>>>>

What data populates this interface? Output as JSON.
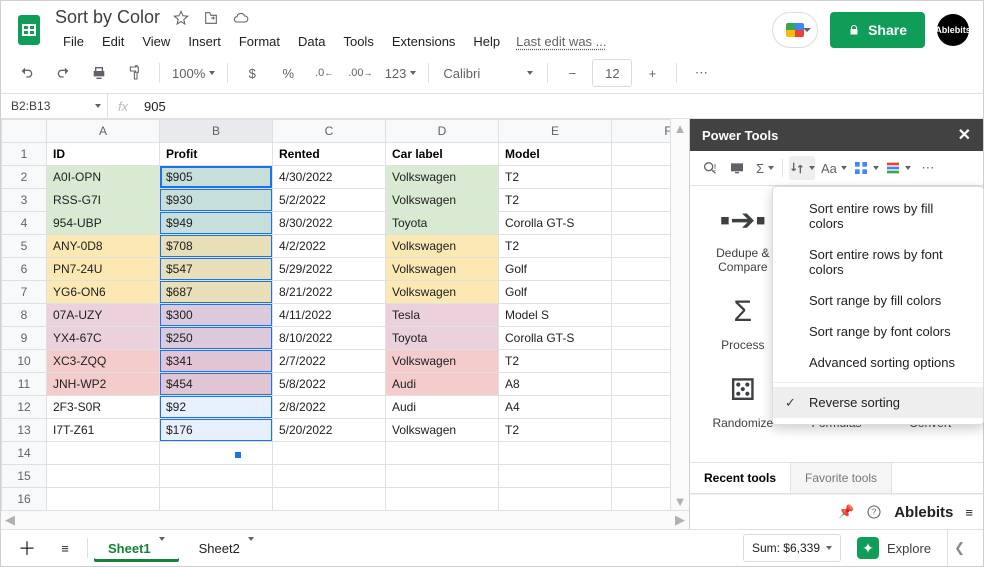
{
  "doc": {
    "title": "Sort by Color",
    "last_edit": "Last edit was ..."
  },
  "menus": [
    "File",
    "Edit",
    "View",
    "Insert",
    "Format",
    "Data",
    "Tools",
    "Extensions",
    "Help"
  ],
  "share": {
    "label": "Share"
  },
  "avatar": "Ablebits",
  "toolbar": {
    "zoom": "100%",
    "font": "Calibri",
    "font_size": "12",
    "currency": "$",
    "percent": "%",
    "dec_dec": ".0←",
    "dec_inc": ".00→",
    "num_fmt": "123"
  },
  "name_box": "B2:B13",
  "formula_value": "905",
  "columns": [
    "A",
    "B",
    "C",
    "D",
    "E",
    "F"
  ],
  "headers": [
    "ID",
    "Profit",
    "Rented",
    "Car label",
    "Model"
  ],
  "rows": [
    {
      "n": 1,
      "id": "",
      "p": "",
      "r": "",
      "c": "",
      "m": "",
      "fill": ""
    },
    {
      "n": 2,
      "id": "A0I-OPN",
      "p": "$905",
      "r": "4/30/2022",
      "c": "Volkswagen",
      "m": "T2",
      "fill": "green",
      "active": true
    },
    {
      "n": 3,
      "id": "RSS-G7I",
      "p": "$930",
      "r": "5/2/2022",
      "c": "Volkswagen",
      "m": "T2",
      "fill": "green"
    },
    {
      "n": 4,
      "id": "954-UBP",
      "p": "$949",
      "r": "8/30/2022",
      "c": "Toyota",
      "m": "Corolla GT-S",
      "fill": "green"
    },
    {
      "n": 5,
      "id": "ANY-0D8",
      "p": "$708",
      "r": "4/2/2022",
      "c": "Volkswagen",
      "m": "T2",
      "fill": "yellow"
    },
    {
      "n": 6,
      "id": "PN7-24U",
      "p": "$547",
      "r": "5/29/2022",
      "c": "Volkswagen",
      "m": "Golf",
      "fill": "yellow"
    },
    {
      "n": 7,
      "id": "YG6-ON6",
      "p": "$687",
      "r": "8/21/2022",
      "c": "Volkswagen",
      "m": "Golf",
      "fill": "yellow"
    },
    {
      "n": 8,
      "id": "07A-UZY",
      "p": "$300",
      "r": "4/11/2022",
      "c": "Tesla",
      "m": "Model S",
      "fill": "pink"
    },
    {
      "n": 9,
      "id": "YX4-67C",
      "p": "$250",
      "r": "8/10/2022",
      "c": "Toyota",
      "m": "Corolla GT-S",
      "fill": "pink"
    },
    {
      "n": 10,
      "id": "XC3-ZQQ",
      "p": "$341",
      "r": "2/7/2022",
      "c": "Volkswagen",
      "m": "T2",
      "fill": "red"
    },
    {
      "n": 11,
      "id": "JNH-WP2",
      "p": "$454",
      "r": "5/8/2022",
      "c": "Audi",
      "m": "A8",
      "fill": "red"
    },
    {
      "n": 12,
      "id": "2F3-S0R",
      "p": "$92",
      "r": "2/8/2022",
      "c": "Audi",
      "m": "A4",
      "fill": ""
    },
    {
      "n": 13,
      "id": "I7T-Z61",
      "p": "$176",
      "r": "5/20/2022",
      "c": "Volkswagen",
      "m": "T2",
      "fill": ""
    },
    {
      "n": 14,
      "id": "",
      "p": "",
      "r": "",
      "c": "",
      "m": "",
      "fill": ""
    },
    {
      "n": 15,
      "id": "",
      "p": "",
      "r": "",
      "c": "",
      "m": "",
      "fill": ""
    },
    {
      "n": 16,
      "id": "",
      "p": "",
      "r": "",
      "c": "",
      "m": "",
      "fill": ""
    }
  ],
  "colors": {
    "green": "#d9ead3",
    "yellow": "#fce8b2",
    "pink": "#ead1dc",
    "red": "#f4cccc",
    "accent": "#1a73e8",
    "brand": "#0f9d58"
  },
  "panel": {
    "title": "Power Tools",
    "items": [
      {
        "label": "Dedupe &\nCompare",
        "glyph": "▪➔▪"
      },
      {
        "label": "",
        "glyph": ""
      },
      {
        "label": "",
        "glyph": ""
      },
      {
        "label": "Process",
        "glyph": "Σ"
      },
      {
        "label": "",
        "glyph": ""
      },
      {
        "label": "",
        "glyph": ""
      },
      {
        "label": "Randomize",
        "glyph": "⚄"
      },
      {
        "label": "Formulas",
        "glyph": "ƒx"
      },
      {
        "label": "Convert",
        "glyph": "↻"
      }
    ],
    "tabs": [
      "Recent tools",
      "Favorite tools"
    ],
    "brand": "Ablebits"
  },
  "dropdown": {
    "items": [
      "Sort entire rows by fill colors",
      "Sort entire rows by font colors",
      "Sort range by fill colors",
      "Sort range by font colors",
      "Advanced sorting options"
    ],
    "highlight": "Reverse sorting"
  },
  "sheets": [
    "Sheet1",
    "Sheet2"
  ],
  "status": {
    "sum": "Sum: $6,339",
    "explore": "Explore"
  }
}
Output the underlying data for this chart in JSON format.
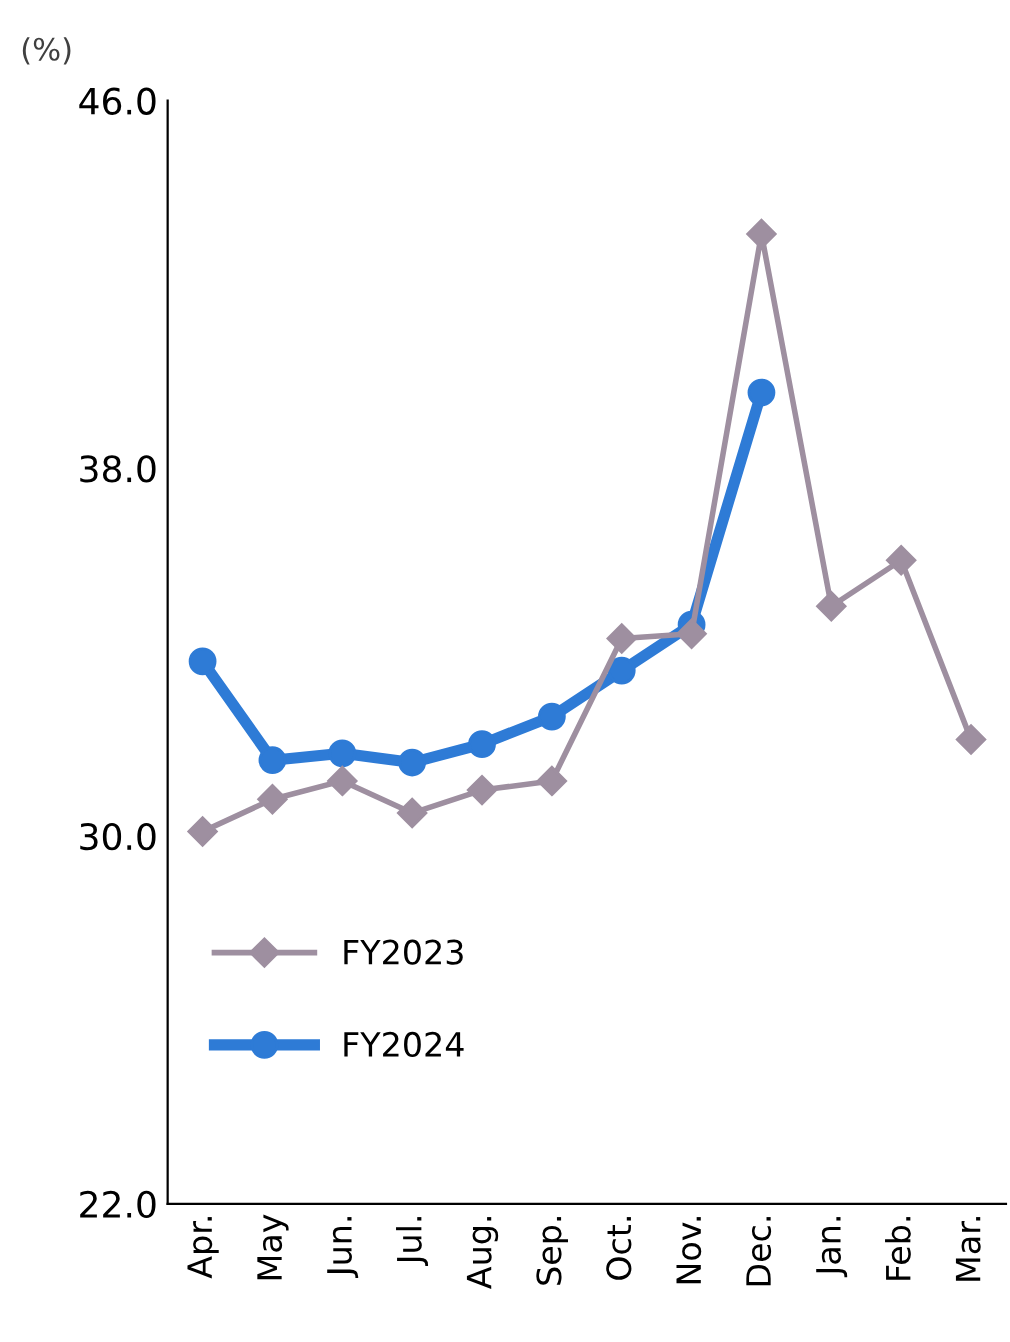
{
  "chart_data": {
    "type": "line",
    "ylabel": "(%)",
    "categories": [
      "Apr.",
      "May",
      "Jun.",
      "Jul.",
      "Aug.",
      "Sep.",
      "Oct.",
      "Nov.",
      "Dec.",
      "Jan.",
      "Feb.",
      "Mar."
    ],
    "series": [
      {
        "name": "FY2023",
        "color": "#9e8fa0",
        "marker": "diamond",
        "values": [
          30.1,
          30.8,
          31.2,
          30.5,
          31.0,
          31.2,
          34.3,
          34.4,
          43.1,
          35.0,
          36.0,
          32.1
        ]
      },
      {
        "name": "FY2024",
        "color": "#2e7bd6",
        "marker": "circle",
        "values": [
          33.8,
          31.65,
          31.8,
          31.6,
          32.0,
          32.6,
          33.6,
          34.6,
          39.65,
          null,
          null,
          null
        ]
      }
    ],
    "ylim": [
      22,
      46
    ],
    "yticks": [
      {
        "value": 22,
        "label": "22.0"
      },
      {
        "value": 30,
        "label": "30.0"
      },
      {
        "value": 38,
        "label": "38.0"
      },
      {
        "value": 46,
        "label": "46.0"
      }
    ],
    "grid": false,
    "legend": "bottom left"
  }
}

<<<<

■ What is expected ■
Quote the material in full and exactly; do not carry over its pictures.

■ Response to this exercise ■
What data populates this interface? Output as JSON.
{
  "doc": {
    "title": "Sort by Color",
    "last_edit": "Last edit was ..."
  },
  "menus": [
    "File",
    "Edit",
    "View",
    "Insert",
    "Format",
    "Data",
    "Tools",
    "Extensions",
    "Help"
  ],
  "share": {
    "label": "Share"
  },
  "avatar": "Ablebits",
  "toolbar": {
    "zoom": "100%",
    "font": "Calibri",
    "font_size": "12",
    "currency": "$",
    "percent": "%",
    "dec_dec": ".0←",
    "dec_inc": ".00→",
    "num_fmt": "123"
  },
  "name_box": "B2:B13",
  "formula_value": "905",
  "columns": [
    "A",
    "B",
    "C",
    "D",
    "E",
    "F"
  ],
  "headers": [
    "ID",
    "Profit",
    "Rented",
    "Car label",
    "Model"
  ],
  "rows": [
    {
      "n": 1,
      "id": "",
      "p": "",
      "r": "",
      "c": "",
      "m": "",
      "fill": ""
    },
    {
      "n": 2,
      "id": "A0I-OPN",
      "p": "$905",
      "r": "4/30/2022",
      "c": "Volkswagen",
      "m": "T2",
      "fill": "green",
      "active": true
    },
    {
      "n": 3,
      "id": "RSS-G7I",
      "p": "$930",
      "r": "5/2/2022",
      "c": "Volkswagen",
      "m": "T2",
      "fill": "green"
    },
    {
      "n": 4,
      "id": "954-UBP",
      "p": "$949",
      "r": "8/30/2022",
      "c": "Toyota",
      "m": "Corolla GT-S",
      "fill": "green"
    },
    {
      "n": 5,
      "id": "ANY-0D8",
      "p": "$708",
      "r": "4/2/2022",
      "c": "Volkswagen",
      "m": "T2",
      "fill": "yellow"
    },
    {
      "n": 6,
      "id": "PN7-24U",
      "p": "$547",
      "r": "5/29/2022",
      "c": "Volkswagen",
      "m": "Golf",
      "fill": "yellow"
    },
    {
      "n": 7,
      "id": "YG6-ON6",
      "p": "$687",
      "r": "8/21/2022",
      "c": "Volkswagen",
      "m": "Golf",
      "fill": "yellow"
    },
    {
      "n": 8,
      "id": "07A-UZY",
      "p": "$300",
      "r": "4/11/2022",
      "c": "Tesla",
      "m": "Model S",
      "fill": "pink"
    },
    {
      "n": 9,
      "id": "YX4-67C",
      "p": "$250",
      "r": "8/10/2022",
      "c": "Toyota",
      "m": "Corolla GT-S",
      "fill": "pink"
    },
    {
      "n": 10,
      "id": "XC3-ZQQ",
      "p": "$341",
      "r": "2/7/2022",
      "c": "Volkswagen",
      "m": "T2",
      "fill": "red"
    },
    {
      "n": 11,
      "id": "JNH-WP2",
      "p": "$454",
      "r": "5/8/2022",
      "c": "Audi",
      "m": "A8",
      "fill": "red"
    },
    {
      "n": 12,
      "id": "2F3-S0R",
      "p": "$92",
      "r": "2/8/2022",
      "c": "Audi",
      "m": "A4",
      "fill": ""
    },
    {
      "n": 13,
      "id": "I7T-Z61",
      "p": "$176",
      "r": "5/20/2022",
      "c": "Volkswagen",
      "m": "T2",
      "fill": ""
    },
    {
      "n": 14,
      "id": "",
      "p": "",
      "r": "",
      "c": "",
      "m": "",
      "fill": ""
    },
    {
      "n": 15,
      "id": "",
      "p": "",
      "r": "",
      "c": "",
      "m": "",
      "fill": ""
    },
    {
      "n": 16,
      "id": "",
      "p": "",
      "r": "",
      "c": "",
      "m": "",
      "fill": ""
    }
  ],
  "colors": {
    "green": "#d9ead3",
    "yellow": "#fce8b2",
    "pink": "#ead1dc",
    "red": "#f4cccc",
    "accent": "#1a73e8",
    "brand": "#0f9d58"
  },
  "panel": {
    "title": "Power Tools",
    "items": [
      {
        "label": "Dedupe &\nCompare",
        "glyph": "▪➔▪"
      },
      {
        "label": "",
        "glyph": ""
      },
      {
        "label": "",
        "glyph": ""
      },
      {
        "label": "Process",
        "glyph": "Σ"
      },
      {
        "label": "",
        "glyph": ""
      },
      {
        "label": "",
        "glyph": ""
      },
      {
        "label": "Randomize",
        "glyph": "⚄"
      },
      {
        "label": "Formulas",
        "glyph": "ƒx"
      },
      {
        "label": "Convert",
        "glyph": "↻"
      }
    ],
    "tabs": [
      "Recent tools",
      "Favorite tools"
    ],
    "brand": "Ablebits"
  },
  "dropdown": {
    "items": [
      "Sort entire rows by fill colors",
      "Sort entire rows by font colors",
      "Sort range by fill colors",
      "Sort range by font colors",
      "Advanced sorting options"
    ],
    "highlight": "Reverse sorting"
  },
  "sheets": [
    "Sheet1",
    "Sheet2"
  ],
  "status": {
    "sum": "Sum: $6,339",
    "explore": "Explore"
  }
}
Output the underlying data for this chart in JSON format.
{
  "chart_data": {
    "type": "line",
    "ylabel": "(%)",
    "categories": [
      "Apr.",
      "May",
      "Jun.",
      "Jul.",
      "Aug.",
      "Sep.",
      "Oct.",
      "Nov.",
      "Dec.",
      "Jan.",
      "Feb.",
      "Mar."
    ],
    "series": [
      {
        "name": "FY2023",
        "color": "#9e8fa0",
        "marker": "diamond",
        "values": [
          30.1,
          30.8,
          31.2,
          30.5,
          31.0,
          31.2,
          34.3,
          34.4,
          43.1,
          35.0,
          36.0,
          32.1
        ]
      },
      {
        "name": "FY2024",
        "color": "#2e7bd6",
        "marker": "circle",
        "values": [
          33.8,
          31.65,
          31.8,
          31.6,
          32.0,
          32.6,
          33.6,
          34.6,
          39.65,
          null,
          null,
          null
        ]
      }
    ],
    "ylim": [
      22,
      46
    ],
    "yticks": [
      {
        "value": 22,
        "label": "22.0"
      },
      {
        "value": 30,
        "label": "30.0"
      },
      {
        "value": 38,
        "label": "38.0"
      },
      {
        "value": 46,
        "label": "46.0"
      }
    ],
    "grid": false,
    "legend": "bottom left"
  }
}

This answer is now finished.